→ Aim of the task
Write out all of the entries exactly as given.
** Start of Task inputs **
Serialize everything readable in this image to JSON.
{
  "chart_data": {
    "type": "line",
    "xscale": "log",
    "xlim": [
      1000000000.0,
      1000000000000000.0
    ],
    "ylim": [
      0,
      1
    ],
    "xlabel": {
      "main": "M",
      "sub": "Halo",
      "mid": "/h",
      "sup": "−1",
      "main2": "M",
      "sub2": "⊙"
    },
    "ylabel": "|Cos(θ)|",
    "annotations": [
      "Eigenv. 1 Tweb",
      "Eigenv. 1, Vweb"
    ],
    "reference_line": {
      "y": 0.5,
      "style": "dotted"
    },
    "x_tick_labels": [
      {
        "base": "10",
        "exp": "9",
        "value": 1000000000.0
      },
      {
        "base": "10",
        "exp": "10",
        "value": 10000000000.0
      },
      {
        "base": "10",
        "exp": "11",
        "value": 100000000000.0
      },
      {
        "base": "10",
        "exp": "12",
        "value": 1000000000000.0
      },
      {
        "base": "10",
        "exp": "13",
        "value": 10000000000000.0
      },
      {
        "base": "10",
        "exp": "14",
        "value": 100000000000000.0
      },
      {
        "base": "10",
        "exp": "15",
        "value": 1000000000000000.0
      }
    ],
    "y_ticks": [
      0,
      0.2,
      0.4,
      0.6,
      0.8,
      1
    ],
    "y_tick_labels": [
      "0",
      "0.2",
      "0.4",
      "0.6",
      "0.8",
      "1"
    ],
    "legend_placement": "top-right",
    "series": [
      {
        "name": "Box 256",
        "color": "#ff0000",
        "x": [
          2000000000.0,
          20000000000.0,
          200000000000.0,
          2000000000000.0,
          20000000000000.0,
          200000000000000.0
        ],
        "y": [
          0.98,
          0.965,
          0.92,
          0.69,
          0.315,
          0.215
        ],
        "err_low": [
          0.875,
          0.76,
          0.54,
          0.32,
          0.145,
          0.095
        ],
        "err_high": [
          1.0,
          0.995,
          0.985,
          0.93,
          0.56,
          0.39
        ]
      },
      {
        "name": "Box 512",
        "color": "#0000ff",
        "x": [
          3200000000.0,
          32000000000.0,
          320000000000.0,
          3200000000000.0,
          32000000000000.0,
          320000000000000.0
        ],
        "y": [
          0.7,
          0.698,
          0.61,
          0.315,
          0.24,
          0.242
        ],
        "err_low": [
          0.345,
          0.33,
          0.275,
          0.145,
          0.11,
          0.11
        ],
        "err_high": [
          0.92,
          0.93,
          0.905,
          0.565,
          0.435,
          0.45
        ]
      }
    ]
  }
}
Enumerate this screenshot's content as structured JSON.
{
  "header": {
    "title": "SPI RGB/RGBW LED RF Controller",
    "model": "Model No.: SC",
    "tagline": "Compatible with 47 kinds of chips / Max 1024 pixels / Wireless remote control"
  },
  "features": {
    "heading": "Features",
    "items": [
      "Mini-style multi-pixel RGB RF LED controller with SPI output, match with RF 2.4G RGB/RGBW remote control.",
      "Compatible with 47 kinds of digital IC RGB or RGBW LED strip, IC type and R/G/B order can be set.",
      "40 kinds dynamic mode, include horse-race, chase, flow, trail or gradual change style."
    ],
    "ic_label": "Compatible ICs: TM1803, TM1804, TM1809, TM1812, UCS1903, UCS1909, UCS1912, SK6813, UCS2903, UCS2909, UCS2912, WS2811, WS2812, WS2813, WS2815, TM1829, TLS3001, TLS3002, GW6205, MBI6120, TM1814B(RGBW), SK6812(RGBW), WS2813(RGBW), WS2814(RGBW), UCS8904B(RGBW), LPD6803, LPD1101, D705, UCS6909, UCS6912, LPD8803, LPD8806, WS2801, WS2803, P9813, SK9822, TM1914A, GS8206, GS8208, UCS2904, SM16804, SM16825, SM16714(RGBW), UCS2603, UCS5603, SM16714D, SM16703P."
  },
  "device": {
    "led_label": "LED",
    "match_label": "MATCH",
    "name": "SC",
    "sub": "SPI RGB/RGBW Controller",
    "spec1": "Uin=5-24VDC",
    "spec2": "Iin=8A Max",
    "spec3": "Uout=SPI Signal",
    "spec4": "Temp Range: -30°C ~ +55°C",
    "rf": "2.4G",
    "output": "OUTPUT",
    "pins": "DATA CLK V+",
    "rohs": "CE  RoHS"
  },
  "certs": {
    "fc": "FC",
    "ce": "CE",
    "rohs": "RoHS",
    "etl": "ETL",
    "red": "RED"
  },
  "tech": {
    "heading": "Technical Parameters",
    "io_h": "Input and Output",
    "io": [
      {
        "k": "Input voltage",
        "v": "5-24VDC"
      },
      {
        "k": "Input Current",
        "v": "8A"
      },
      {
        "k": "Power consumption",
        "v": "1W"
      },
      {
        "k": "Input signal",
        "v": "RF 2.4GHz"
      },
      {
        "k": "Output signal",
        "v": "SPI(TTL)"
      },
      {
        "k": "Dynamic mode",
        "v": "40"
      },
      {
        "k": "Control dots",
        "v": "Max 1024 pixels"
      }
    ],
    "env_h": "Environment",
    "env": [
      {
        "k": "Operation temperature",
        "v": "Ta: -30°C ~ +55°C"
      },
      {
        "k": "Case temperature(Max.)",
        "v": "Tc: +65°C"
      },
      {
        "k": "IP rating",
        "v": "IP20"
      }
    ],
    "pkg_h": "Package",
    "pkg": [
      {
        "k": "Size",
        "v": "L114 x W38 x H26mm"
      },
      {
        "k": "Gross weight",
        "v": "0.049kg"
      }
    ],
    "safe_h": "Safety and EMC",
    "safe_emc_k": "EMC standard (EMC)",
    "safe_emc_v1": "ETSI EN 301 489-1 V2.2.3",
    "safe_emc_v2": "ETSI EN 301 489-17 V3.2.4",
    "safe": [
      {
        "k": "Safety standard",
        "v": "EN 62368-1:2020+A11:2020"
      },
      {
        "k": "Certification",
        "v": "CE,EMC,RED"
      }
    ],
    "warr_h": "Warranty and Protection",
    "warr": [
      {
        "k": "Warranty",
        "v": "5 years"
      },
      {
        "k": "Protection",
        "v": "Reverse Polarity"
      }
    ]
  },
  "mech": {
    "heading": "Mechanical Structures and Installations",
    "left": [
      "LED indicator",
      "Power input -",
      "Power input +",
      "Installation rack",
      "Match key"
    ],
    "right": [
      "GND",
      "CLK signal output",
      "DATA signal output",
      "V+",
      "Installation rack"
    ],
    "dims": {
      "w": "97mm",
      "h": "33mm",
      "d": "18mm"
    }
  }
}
** End of Task inputs **
→ Exercise response
Serialize everything readable in this image to JSON.
{
  "chart_data": {
    "type": "line",
    "xscale": "log",
    "xlim": [
      1000000000.0,
      1000000000000000.0
    ],
    "ylim": [
      0,
      1
    ],
    "xlabel": {
      "main": "M",
      "sub": "Halo",
      "mid": "/h",
      "sup": "−1",
      "main2": "M",
      "sub2": "⊙"
    },
    "ylabel": "|Cos(θ)|",
    "annotations": [
      "Eigenv. 1 Tweb",
      "Eigenv. 1, Vweb"
    ],
    "reference_line": {
      "y": 0.5,
      "style": "dotted"
    },
    "x_tick_labels": [
      {
        "base": "10",
        "exp": "9",
        "value": 1000000000.0
      },
      {
        "base": "10",
        "exp": "10",
        "value": 10000000000.0
      },
      {
        "base": "10",
        "exp": "11",
        "value": 100000000000.0
      },
      {
        "base": "10",
        "exp": "12",
        "value": 1000000000000.0
      },
      {
        "base": "10",
        "exp": "13",
        "value": 10000000000000.0
      },
      {
        "base": "10",
        "exp": "14",
        "value": 100000000000000.0
      },
      {
        "base": "10",
        "exp": "15",
        "value": 1000000000000000.0
      }
    ],
    "y_ticks": [
      0,
      0.2,
      0.4,
      0.6,
      0.8,
      1
    ],
    "y_tick_labels": [
      "0",
      "0.2",
      "0.4",
      "0.6",
      "0.8",
      "1"
    ],
    "legend_placement": "top-right",
    "series": [
      {
        "name": "Box 256",
        "color": "#ff0000",
        "x": [
          2000000000.0,
          20000000000.0,
          200000000000.0,
          2000000000000.0,
          20000000000000.0,
          200000000000000.0
        ],
        "y": [
          0.98,
          0.965,
          0.92,
          0.69,
          0.315,
          0.215
        ],
        "err_low": [
          0.875,
          0.76,
          0.54,
          0.32,
          0.145,
          0.095
        ],
        "err_high": [
          1.0,
          0.995,
          0.985,
          0.93,
          0.56,
          0.39
        ]
      },
      {
        "name": "Box 512",
        "color": "#0000ff",
        "x": [
          3200000000.0,
          32000000000.0,
          320000000000.0,
          3200000000000.0,
          32000000000000.0,
          320000000000000.0
        ],
        "y": [
          0.7,
          0.698,
          0.61,
          0.315,
          0.24,
          0.242
        ],
        "err_low": [
          0.345,
          0.33,
          0.275,
          0.145,
          0.11,
          0.11
        ],
        "err_high": [
          0.92,
          0.93,
          0.905,
          0.565,
          0.435,
          0.45
        ]
      }
    ]
  }
}
Enumerate this screenshot's content as structured JSON.
{
  "header": {
    "title": "SPI RGB/RGBW LED RF Controller",
    "model": "Model No.: SC",
    "tagline": "Compatible with 47 kinds of chips / Max 1024 pixels / Wireless remote control"
  },
  "features": {
    "heading": "Features",
    "items": [
      "Mini-style multi-pixel RGB RF LED controller with SPI output, match with RF 2.4G RGB/RGBW remote control.",
      "Compatible with 47 kinds of digital IC RGB or RGBW LED strip, IC type and R/G/B order can be set.",
      "40 kinds dynamic mode, include horse-race, chase, flow, trail or gradual change style."
    ],
    "ic_label": "Compatible ICs: TM1803, TM1804, TM1809, TM1812, UCS1903, UCS1909, UCS1912, SK6813, UCS2903, UCS2909, UCS2912, WS2811, WS2812, WS2813, WS2815, TM1829, TLS3001, TLS3002, GW6205, MBI6120, TM1814B(RGBW), SK6812(RGBW), WS2813(RGBW), WS2814(RGBW), UCS8904B(RGBW), LPD6803, LPD1101, D705, UCS6909, UCS6912, LPD8803, LPD8806, WS2801, WS2803, P9813, SK9822, TM1914A, GS8206, GS8208, UCS2904, SM16804, SM16825, SM16714(RGBW), UCS2603, UCS5603, SM16714D, SM16703P."
  },
  "device": {
    "led_label": "LED",
    "match_label": "MATCH",
    "name": "SC",
    "sub": "SPI RGB/RGBW Controller",
    "spec1": "Uin=5-24VDC",
    "spec2": "Iin=8A Max",
    "spec3": "Uout=SPI Signal",
    "spec4": "Temp Range: -30°C ~ +55°C",
    "rf": "2.4G",
    "output": "OUTPUT",
    "pins": "DATA CLK V+",
    "rohs": "CE  RoHS"
  },
  "certs": {
    "fc": "FC",
    "ce": "CE",
    "rohs": "RoHS",
    "etl": "ETL",
    "red": "RED"
  },
  "tech": {
    "heading": "Technical Parameters",
    "io_h": "Input and Output",
    "io": [
      {
        "k": "Input voltage",
        "v": "5-24VDC"
      },
      {
        "k": "Input Current",
        "v": "8A"
      },
      {
        "k": "Power consumption",
        "v": "1W"
      },
      {
        "k": "Input signal",
        "v": "RF 2.4GHz"
      },
      {
        "k": "Output signal",
        "v": "SPI(TTL)"
      },
      {
        "k": "Dynamic mode",
        "v": "40"
      },
      {
        "k": "Control dots",
        "v": "Max 1024 pixels"
      }
    ],
    "env_h": "Environment",
    "env": [
      {
        "k": "Operation temperature",
        "v": "Ta: -30°C ~ +55°C"
      },
      {
        "k": "Case temperature(Max.)",
        "v": "Tc: +65°C"
      },
      {
        "k": "IP rating",
        "v": "IP20"
      }
    ],
    "pkg_h": "Package",
    "pkg": [
      {
        "k": "Size",
        "v": "L114 x W38 x H26mm"
      },
      {
        "k": "Gross weight",
        "v": "0.049kg"
      }
    ],
    "safe_h": "Safety and EMC",
    "safe_emc_k": "EMC standard (EMC)",
    "safe_emc_v1": "ETSI EN 301 489-1 V2.2.3",
    "safe_emc_v2": "ETSI EN 301 489-17 V3.2.4",
    "safe": [
      {
        "k": "Safety standard",
        "v": "EN 62368-1:2020+A11:2020"
      },
      {
        "k": "Certification",
        "v": "CE,EMC,RED"
      }
    ],
    "warr_h": "Warranty and Protection",
    "warr": [
      {
        "k": "Warranty",
        "v": "5 years"
      },
      {
        "k": "Protection",
        "v": "Reverse Polarity"
      }
    ]
  },
  "mech": {
    "heading": "Mechanical Structures and Installations",
    "left": [
      "LED indicator",
      "Power input -",
      "Power input +",
      "Installation rack",
      "Match key"
    ],
    "right": [
      "GND",
      "CLK signal output",
      "DATA signal output",
      "V+",
      "Installation rack"
    ],
    "dims": {
      "w": "97mm",
      "h": "33mm",
      "d": "18mm"
    }
  }
}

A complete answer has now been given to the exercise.